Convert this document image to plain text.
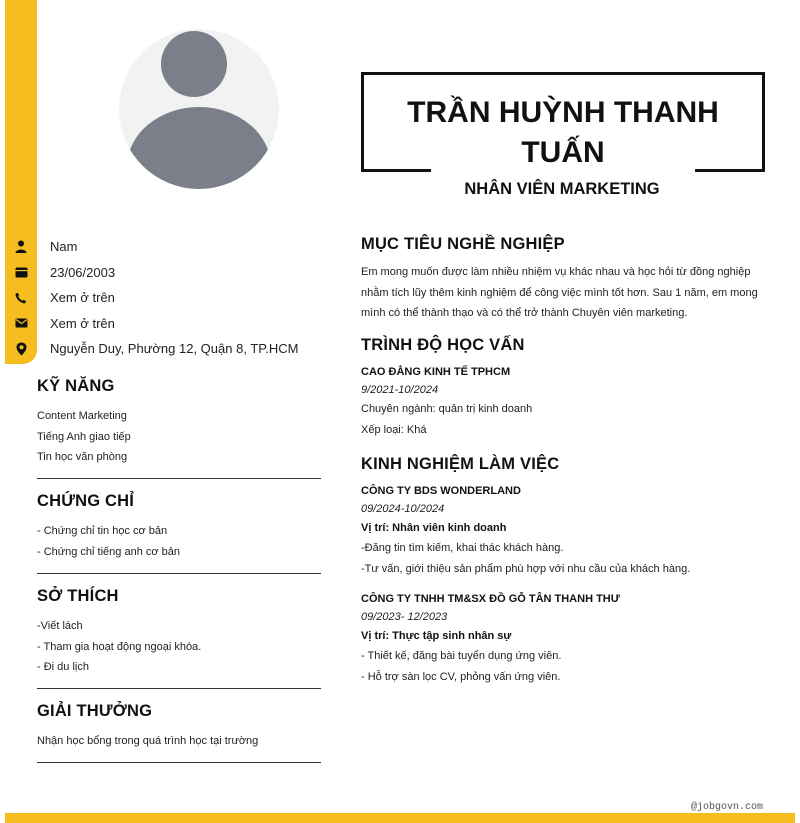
Nam
23/06/2003
Xem ở trên
Xem ở trên
Nguyễn Duy, Phường 12, Quận 8, TP.HCM
KỸ NĂNG
Content Marketing
Tiếng Anh giao tiếp
Tin học văn phòng
CHỨNG CHỈ
- Chứng chỉ tin học cơ bản
- Chứng chỉ tiếng anh cơ bản
SỞ THÍCH
-Viết lách
- Tham gia hoạt động ngoại khóa.
- Đi du lịch
GIẢI THƯỞNG
Nhận học bổng trong quá trình học tại trường
TRẦN HUỲNH THANH TUẤN
NHÂN VIÊN MARKETING
MỤC TIÊU NGHỀ NGHIỆP
Em mong muốn được làm nhiều nhiệm vụ khác nhau và học hỏi từ đồng nghiệp nhằm tích lũy thêm kinh nghiệm để công việc mình tốt hơn. Sau 1 năm, em mong mình có thể thành thạo và có thể trở thành Chuyên viên marketing.
TRÌNH ĐỘ HỌC VẤN
CAO ĐẲNG KINH TẾ TPHCM
9/2021-10/2024
Chuyên ngành: quản trị kinh doanh
Xếp loại: Khá
KINH NGHIỆM LÀM VIỆC
CÔNG TY BDS WONDERLAND
09/2024-10/2024
Vị trí: Nhân viên kinh doanh
-Đăng tin tìm kiếm, khai thác khách hàng.
-Tư vấn, giới thiệu sản phẩm phù hợp với nhu cầu của khách hàng.
CÔNG TY TNHH TM&SX ĐỒ GỖ TÂN THANH THƯ
09/2023- 12/2023
Vị trí: Thực tập sinh nhân sự
- Thiết kế, đăng bài tuyển dụng ứng viên.
- Hỗ trợ sàn lọc CV, phỏng vấn ứng viên.
@jobgovn.com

--------------------

• [Task to carry out]: Give the count of lines in the listing that hold the word "doanh", with no other text.

• [Finished task]: 2